The request:
Go through the records and extract every line with the word "fraîche".
»»
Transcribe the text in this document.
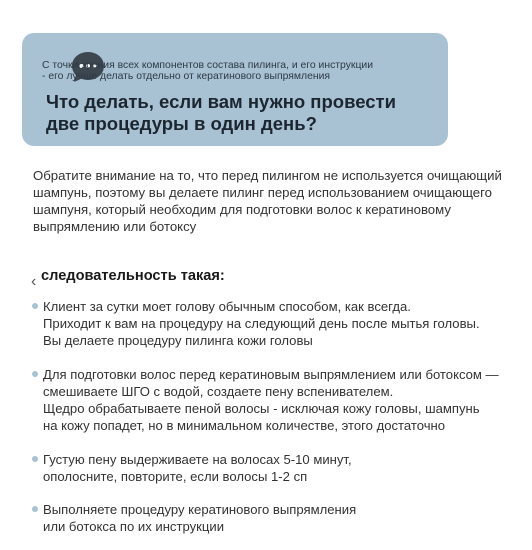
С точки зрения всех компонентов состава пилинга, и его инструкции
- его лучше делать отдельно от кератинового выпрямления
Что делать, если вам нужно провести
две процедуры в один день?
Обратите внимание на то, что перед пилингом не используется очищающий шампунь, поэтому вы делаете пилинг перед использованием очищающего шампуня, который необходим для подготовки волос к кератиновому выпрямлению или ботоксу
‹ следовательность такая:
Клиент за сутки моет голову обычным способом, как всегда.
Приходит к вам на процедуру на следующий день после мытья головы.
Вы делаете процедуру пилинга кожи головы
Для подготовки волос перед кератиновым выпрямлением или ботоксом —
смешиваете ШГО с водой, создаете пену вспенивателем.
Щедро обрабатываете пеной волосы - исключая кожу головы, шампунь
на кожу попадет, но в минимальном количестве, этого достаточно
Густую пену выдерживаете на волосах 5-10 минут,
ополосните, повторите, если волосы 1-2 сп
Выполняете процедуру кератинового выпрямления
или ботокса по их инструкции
««
»»
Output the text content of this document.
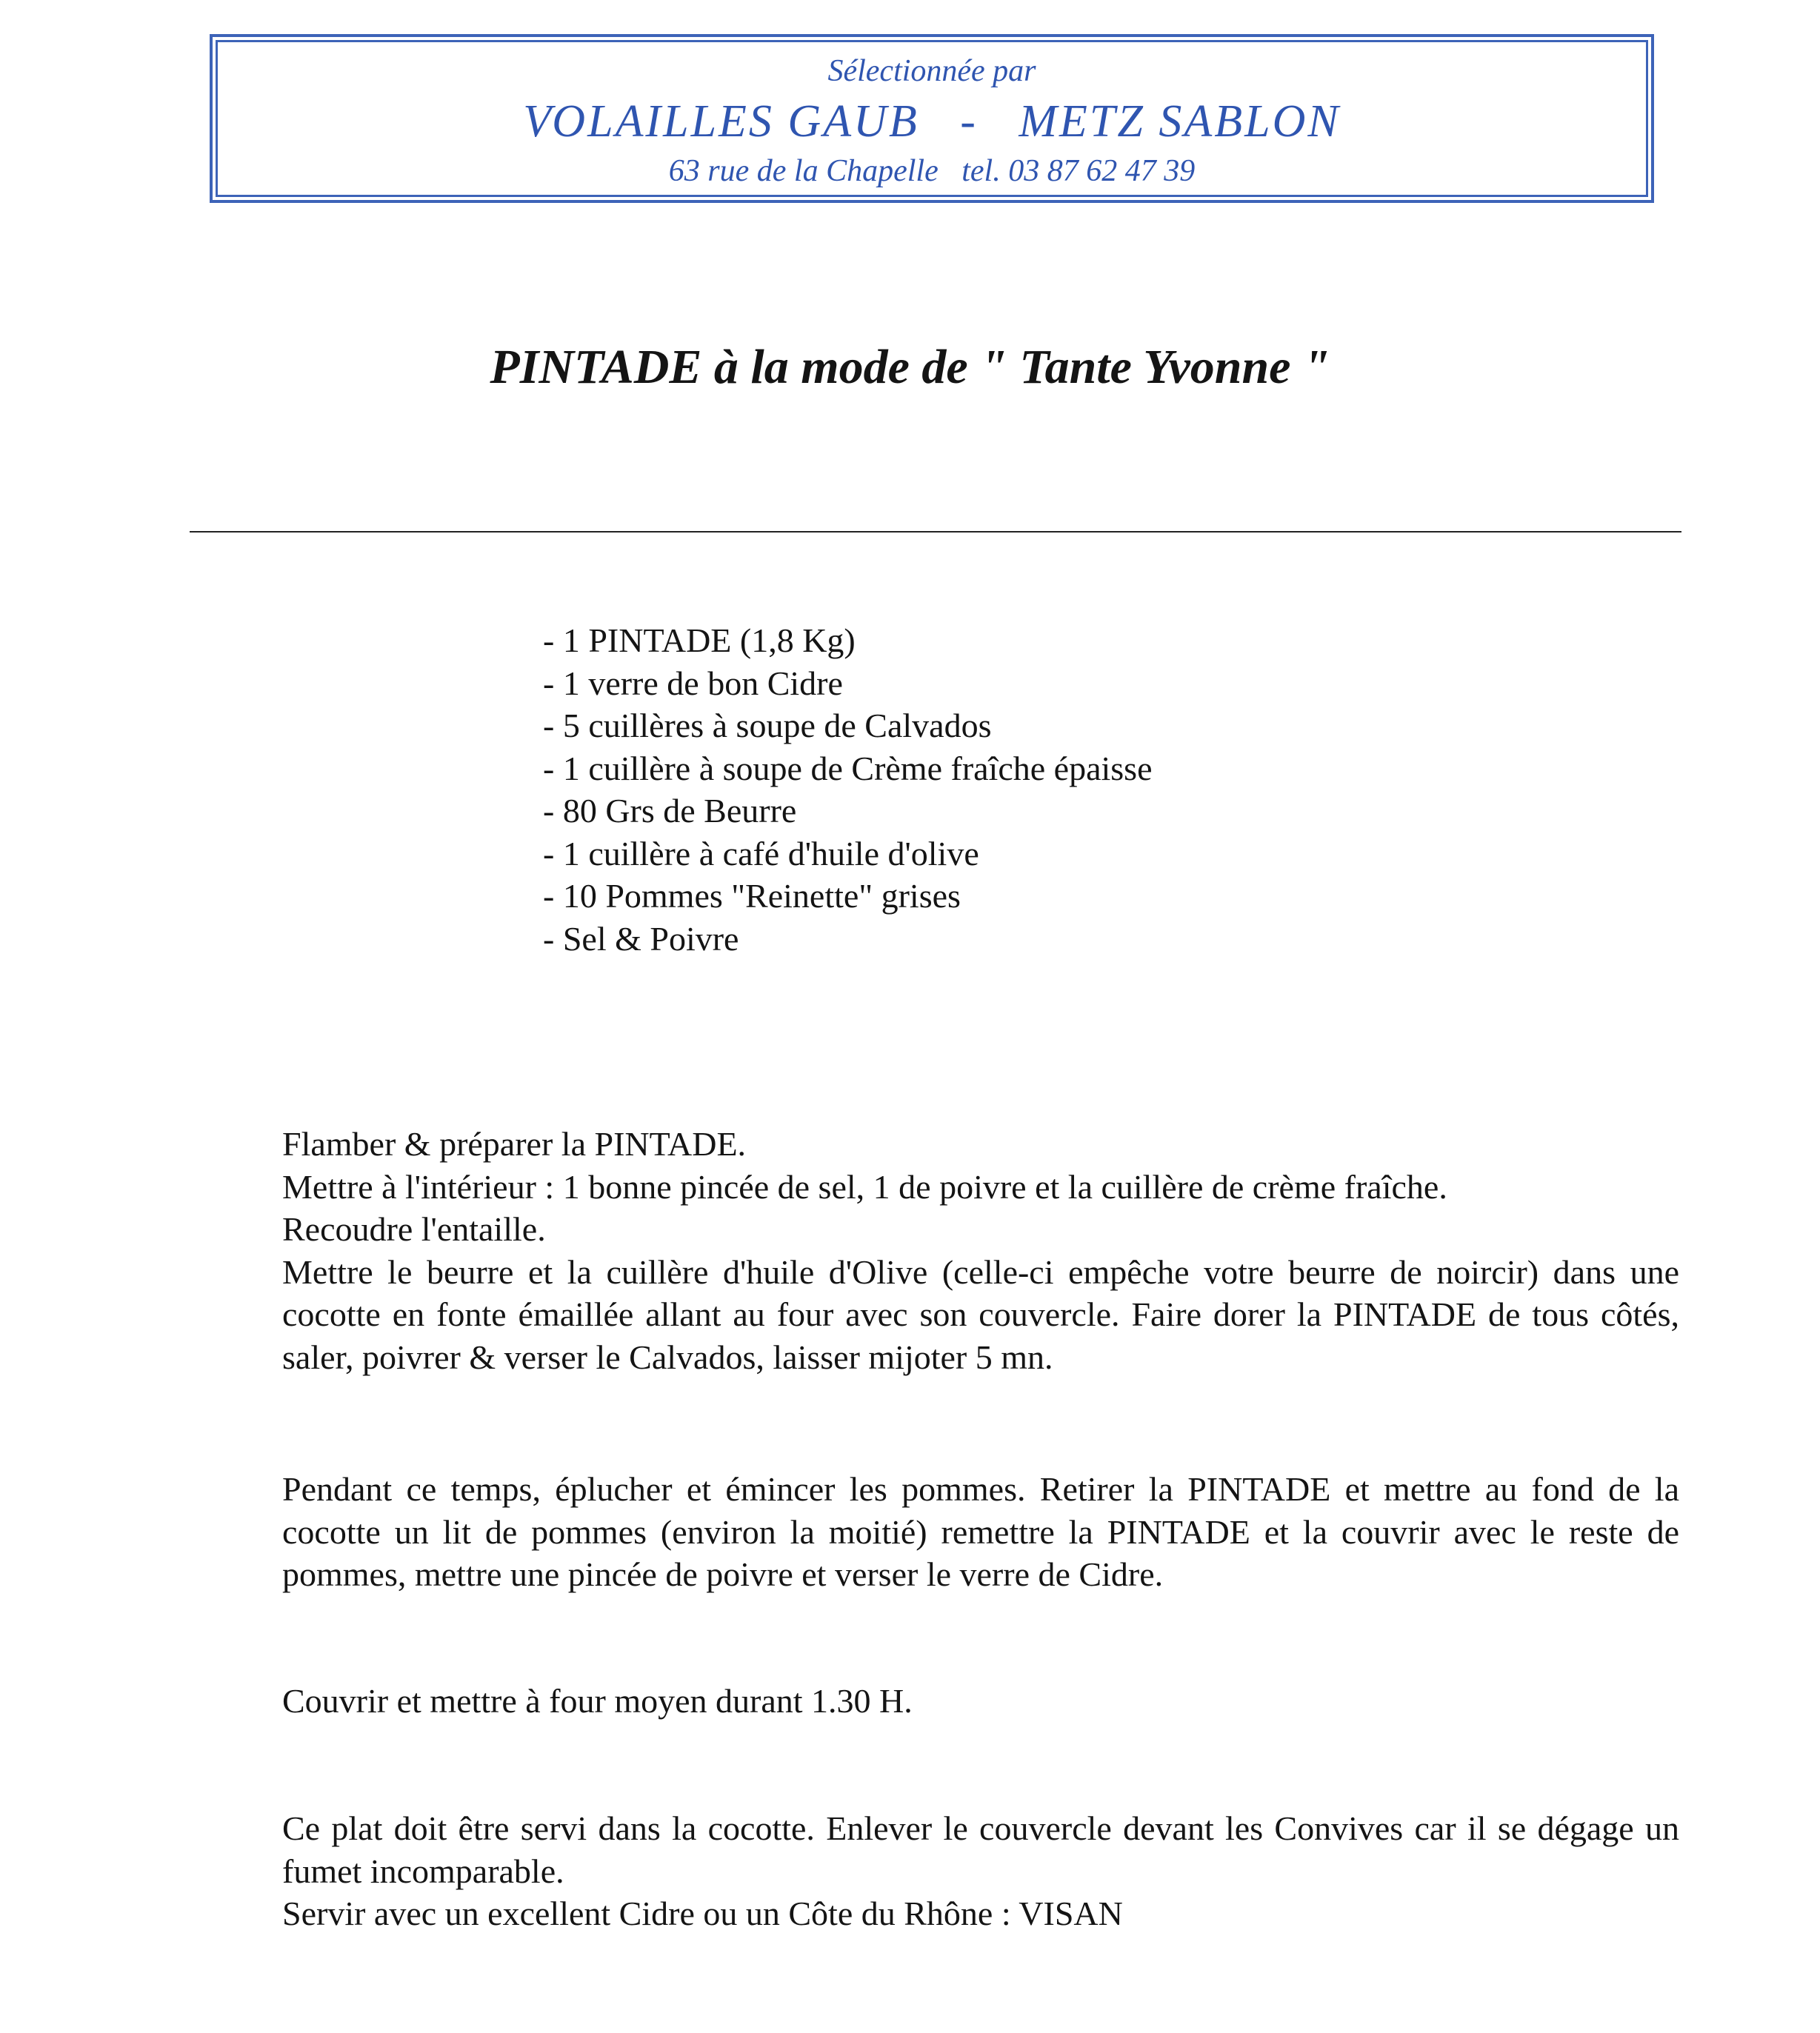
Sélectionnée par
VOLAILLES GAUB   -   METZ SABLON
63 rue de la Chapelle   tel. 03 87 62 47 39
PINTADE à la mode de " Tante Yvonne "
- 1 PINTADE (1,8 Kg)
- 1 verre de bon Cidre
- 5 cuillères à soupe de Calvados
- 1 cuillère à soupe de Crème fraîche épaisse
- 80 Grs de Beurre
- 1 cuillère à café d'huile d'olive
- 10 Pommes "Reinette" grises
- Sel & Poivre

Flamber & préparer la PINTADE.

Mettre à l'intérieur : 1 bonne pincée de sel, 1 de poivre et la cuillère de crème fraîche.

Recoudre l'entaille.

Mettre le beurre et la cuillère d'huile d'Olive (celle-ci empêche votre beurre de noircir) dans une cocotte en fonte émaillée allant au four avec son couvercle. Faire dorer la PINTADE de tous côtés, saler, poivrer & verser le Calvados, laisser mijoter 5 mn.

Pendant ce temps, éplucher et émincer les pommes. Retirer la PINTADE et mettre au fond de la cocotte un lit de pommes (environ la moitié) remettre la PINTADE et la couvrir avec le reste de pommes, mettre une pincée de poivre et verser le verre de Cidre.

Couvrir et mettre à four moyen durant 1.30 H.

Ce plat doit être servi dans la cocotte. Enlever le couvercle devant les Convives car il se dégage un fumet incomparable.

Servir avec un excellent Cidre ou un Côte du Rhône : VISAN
««
Problem solution:
- 1 cuillère à soupe de Crème fraîche épaisse
Mettre à l'intérieur : 1 bonne pincée de sel, 1 de poivre et la cuillère de crème fraîche.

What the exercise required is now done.